Records for this task:
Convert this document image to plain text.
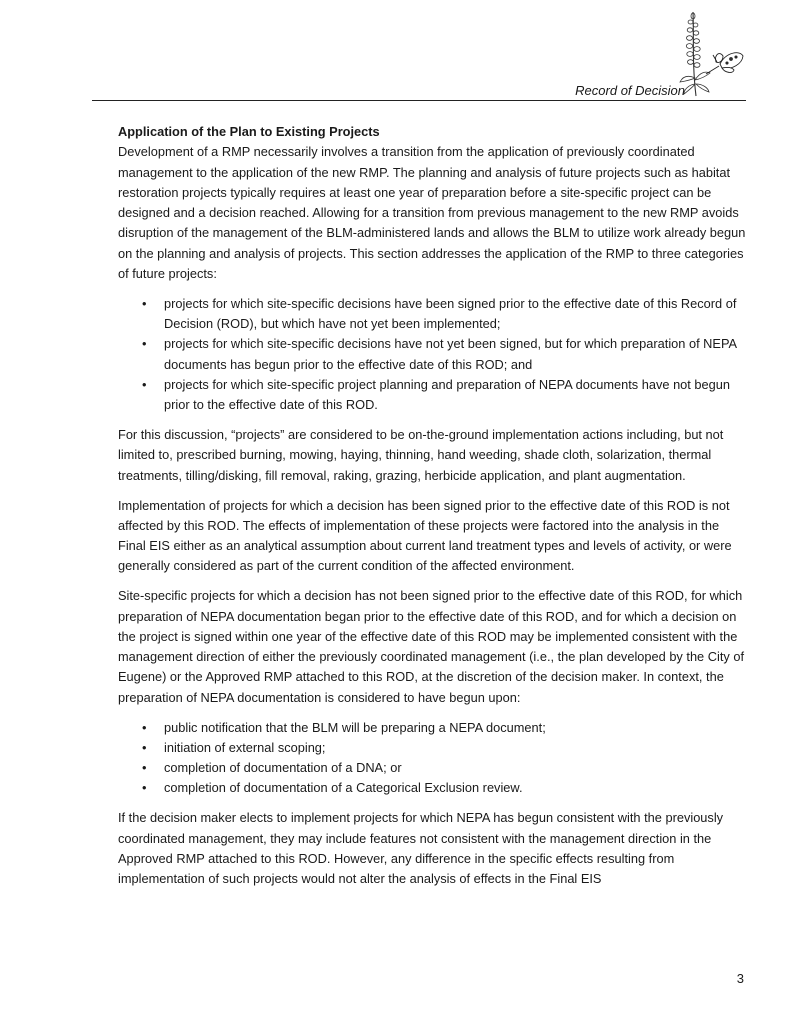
Record of Decision

Application of the Plan to Existing Projects

Development of a RMP necessarily involves a transition from the application of previously coordinated management to the application of the new RMP. The planning and analysis of future projects such as habitat restoration projects typically requires at least one year of preparation before a site-specific project can be designed and a decision reached. Allowing for a transition from previous management to the new RMP avoids disruption of the management of the BLM-administered lands and allows the BLM to utilize work already begun on the planning and analysis of projects. This section addresses the application of the RMP to three categories of future projects:

• projects for which site-specific decisions have been signed prior to the effective date of this Record of Decision (ROD), but which have not yet been implemented;
• projects for which site-specific decisions have not yet been signed, but for which preparation of NEPA documents has begun prior to the effective date of this ROD; and
• projects for which site-specific project planning and preparation of NEPA documents have not begun prior to the effective date of this ROD.

For this discussion, “projects” are considered to be on-the-ground implementation actions including, but not limited to, prescribed burning, mowing, haying, thinning, hand weeding, shade cloth, solarization, thermal treatments, tilling/disking, fill removal, raking, grazing, herbicide application, and plant augmentation.

Implementation of projects for which a decision has been signed prior to the effective date of this ROD is not affected by this ROD. The effects of implementation of these projects were factored into the analysis in the Final EIS either as an analytical assumption about current land treatment types and levels of activity, or were generally considered as part of the current condition of the affected environment.

Site-specific projects for which a decision has not been signed prior to the effective date of this ROD, for which preparation of NEPA documentation began prior to the effective date of this ROD, and for which a decision on the project is signed within one year of the effective date of this ROD may be implemented consistent with the management direction of either the previously coordinated management (i.e., the plan developed by the City of Eugene) or the Approved RMP attached to this ROD, at the discretion of the decision maker. In context, the preparation of NEPA documentation is considered to have begun upon:

• public notification that the BLM will be preparing a NEPA document;
• initiation of external scoping;
• completion of documentation of a DNA; or
• completion of documentation of a Categorical Exclusion review.

If the decision maker elects to implement projects for which NEPA has begun consistent with the previously coordinated management, they may include features not consistent with the management direction in the Approved RMP attached to this ROD. However, any difference in the specific effects resulting from implementation of such projects would not alter the analysis of effects in the Final EIS

3
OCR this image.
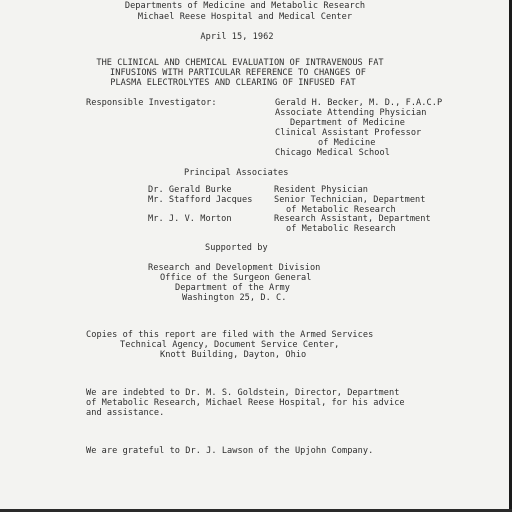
Departments of Medicine and Metabolic Research
Michael Reese Hospital and Medical Center
April 15, 1962
THE CLINICAL AND CHEMICAL EVALUATION OF INTRAVENOUS FAT
INFUSIONS WITH PARTICULAR REFERENCE TO CHANGES OF
PLASMA ELECTROLYTES AND CLEARING OF INFUSED FAT
Responsible Investigator:	Gerald H. Becker, M. D., F.A.C.P
Associate Attending Physician
Department of Medicine
Clinical Assistant Professor
of Medicine
Chicago Medical School
Principal Associates
Dr. Gerald Burke
Mr. Stafford Jacques
Mr. J. V. Morton
Resident Physician
Senior Technician, Department
of Metabolic Research
Research Assistant, Department
of Metabolic Research
Supported by
Research and Development Division
Office of the Surgeon General
Department of the Army
Washington 25, D. C.
Copies of this report are filed with the Armed Services
Technical Agency, Document Service Center,
Knott Building, Dayton, Ohio
We are indebted to Dr. M. S. Goldstein, Director, Department
of Metabolic Research, Michael Reese Hospital, for his advice
and assistance.
We are grateful to Dr. J. Lawson of the Upjohn Company.
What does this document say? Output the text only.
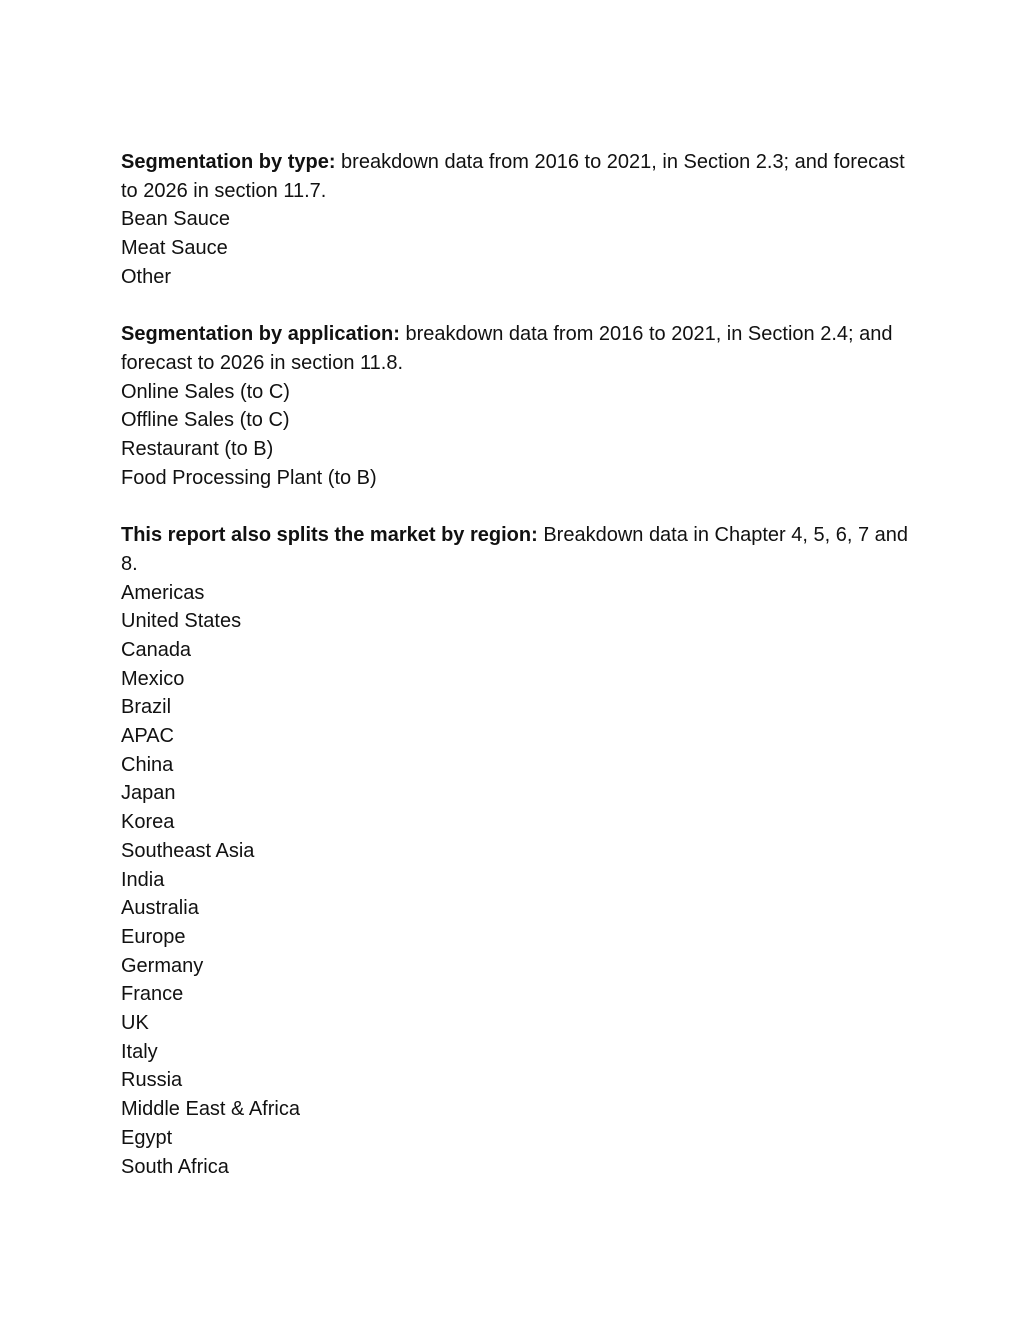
Segmentation by type: breakdown data from 2016 to 2021, in Section 2.3; and forecast to 2026 in section 11.7.

Bean Sauce
Meat Sauce
Other

Segmentation by application: breakdown data from 2016 to 2021, in Section 2.4; and forecast to 2026 in section 11.8.

Online Sales (to C)
Offline Sales (to C)
Restaurant (to B)
Food Processing Plant (to B)

This report also splits the market by region: Breakdown data in Chapter 4, 5, 6, 7 and 8.

Americas
United States
Canada
Mexico
Brazil
APAC
China
Japan
Korea
Southeast Asia
India
Australia
Europe
Germany
France
UK
Italy
Russia
Middle East & Africa
Egypt
South Africa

Your goal: Select every line of the material above holding the word "Medicine" and copy it.

Answer to this task:
Departments of Medicine and Metabolic Research
Department of Medicine
of Medicine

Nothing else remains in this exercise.